PROVIDED INFORMATION:
--- Begin ---

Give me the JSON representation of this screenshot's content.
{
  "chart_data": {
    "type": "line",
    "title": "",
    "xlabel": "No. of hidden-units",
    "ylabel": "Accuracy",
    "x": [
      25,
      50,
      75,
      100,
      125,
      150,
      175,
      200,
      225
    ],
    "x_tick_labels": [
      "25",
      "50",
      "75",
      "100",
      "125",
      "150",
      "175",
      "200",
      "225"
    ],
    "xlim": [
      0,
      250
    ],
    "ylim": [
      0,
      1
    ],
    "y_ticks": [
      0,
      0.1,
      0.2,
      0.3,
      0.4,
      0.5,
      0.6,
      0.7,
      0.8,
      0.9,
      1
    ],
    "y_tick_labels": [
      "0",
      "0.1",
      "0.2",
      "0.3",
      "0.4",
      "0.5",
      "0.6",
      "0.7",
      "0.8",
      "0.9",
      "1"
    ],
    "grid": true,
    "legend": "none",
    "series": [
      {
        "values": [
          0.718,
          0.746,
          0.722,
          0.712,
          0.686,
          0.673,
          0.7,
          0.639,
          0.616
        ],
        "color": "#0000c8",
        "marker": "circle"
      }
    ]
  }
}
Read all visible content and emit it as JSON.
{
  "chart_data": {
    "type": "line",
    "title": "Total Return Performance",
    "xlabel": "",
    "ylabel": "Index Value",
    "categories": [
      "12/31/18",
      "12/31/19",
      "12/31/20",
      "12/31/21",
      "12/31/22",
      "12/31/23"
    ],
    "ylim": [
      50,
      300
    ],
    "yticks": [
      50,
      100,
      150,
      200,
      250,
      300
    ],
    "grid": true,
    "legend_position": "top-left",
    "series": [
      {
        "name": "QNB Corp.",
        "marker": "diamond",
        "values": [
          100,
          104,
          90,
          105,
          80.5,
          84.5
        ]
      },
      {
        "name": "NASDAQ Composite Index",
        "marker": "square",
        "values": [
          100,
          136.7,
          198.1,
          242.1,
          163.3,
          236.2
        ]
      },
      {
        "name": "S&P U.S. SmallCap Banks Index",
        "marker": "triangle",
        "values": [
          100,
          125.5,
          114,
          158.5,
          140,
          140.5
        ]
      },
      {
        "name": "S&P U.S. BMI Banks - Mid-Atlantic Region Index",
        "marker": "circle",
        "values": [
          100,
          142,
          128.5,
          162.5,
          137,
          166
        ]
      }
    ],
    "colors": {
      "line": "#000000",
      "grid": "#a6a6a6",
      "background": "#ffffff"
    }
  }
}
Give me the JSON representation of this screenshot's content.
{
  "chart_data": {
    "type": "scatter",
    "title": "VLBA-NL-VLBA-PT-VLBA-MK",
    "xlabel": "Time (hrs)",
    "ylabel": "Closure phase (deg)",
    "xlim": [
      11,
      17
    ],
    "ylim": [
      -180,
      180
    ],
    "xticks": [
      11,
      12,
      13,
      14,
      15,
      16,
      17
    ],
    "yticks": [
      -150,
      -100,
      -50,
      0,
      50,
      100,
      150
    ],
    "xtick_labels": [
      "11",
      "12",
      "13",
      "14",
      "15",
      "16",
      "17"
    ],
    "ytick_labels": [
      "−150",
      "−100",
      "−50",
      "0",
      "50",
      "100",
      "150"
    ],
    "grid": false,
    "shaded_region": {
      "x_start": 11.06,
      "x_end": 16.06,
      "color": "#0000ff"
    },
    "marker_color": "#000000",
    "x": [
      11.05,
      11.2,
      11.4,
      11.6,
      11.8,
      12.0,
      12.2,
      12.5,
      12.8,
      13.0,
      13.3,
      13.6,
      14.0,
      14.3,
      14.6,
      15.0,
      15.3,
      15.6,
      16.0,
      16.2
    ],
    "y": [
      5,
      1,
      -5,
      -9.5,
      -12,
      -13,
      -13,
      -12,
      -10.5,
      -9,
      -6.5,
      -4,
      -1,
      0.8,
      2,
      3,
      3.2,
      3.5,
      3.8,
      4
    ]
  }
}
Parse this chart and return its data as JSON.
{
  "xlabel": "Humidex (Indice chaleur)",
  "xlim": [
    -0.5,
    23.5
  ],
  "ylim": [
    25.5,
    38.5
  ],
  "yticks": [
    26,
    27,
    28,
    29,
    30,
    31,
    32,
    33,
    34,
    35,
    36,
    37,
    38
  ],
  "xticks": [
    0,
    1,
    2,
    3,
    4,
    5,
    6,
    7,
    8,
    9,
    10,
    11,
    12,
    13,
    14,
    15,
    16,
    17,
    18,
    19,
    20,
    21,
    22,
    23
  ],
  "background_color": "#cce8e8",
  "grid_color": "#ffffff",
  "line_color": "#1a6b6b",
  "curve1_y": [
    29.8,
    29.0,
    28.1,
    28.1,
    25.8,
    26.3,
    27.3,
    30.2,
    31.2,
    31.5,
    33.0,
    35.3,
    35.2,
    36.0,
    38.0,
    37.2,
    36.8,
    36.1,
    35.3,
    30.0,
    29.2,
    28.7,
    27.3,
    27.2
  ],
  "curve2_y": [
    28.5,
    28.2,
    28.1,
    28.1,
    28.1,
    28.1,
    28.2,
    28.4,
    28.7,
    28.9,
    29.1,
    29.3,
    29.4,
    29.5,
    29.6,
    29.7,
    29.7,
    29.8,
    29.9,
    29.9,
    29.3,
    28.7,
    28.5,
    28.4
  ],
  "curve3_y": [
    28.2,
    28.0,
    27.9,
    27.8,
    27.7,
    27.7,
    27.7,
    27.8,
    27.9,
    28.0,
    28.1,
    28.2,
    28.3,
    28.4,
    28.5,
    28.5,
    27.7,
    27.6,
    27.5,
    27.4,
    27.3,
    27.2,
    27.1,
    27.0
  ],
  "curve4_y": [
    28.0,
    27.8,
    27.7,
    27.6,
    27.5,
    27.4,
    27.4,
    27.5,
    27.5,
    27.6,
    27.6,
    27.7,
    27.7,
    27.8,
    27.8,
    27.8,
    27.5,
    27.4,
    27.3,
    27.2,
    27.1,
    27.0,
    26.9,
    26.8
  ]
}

--- End ---

GOAL:
Tally the lines in the listing that hold "xlabel" and report the number alone.

FINAL RESULT:
4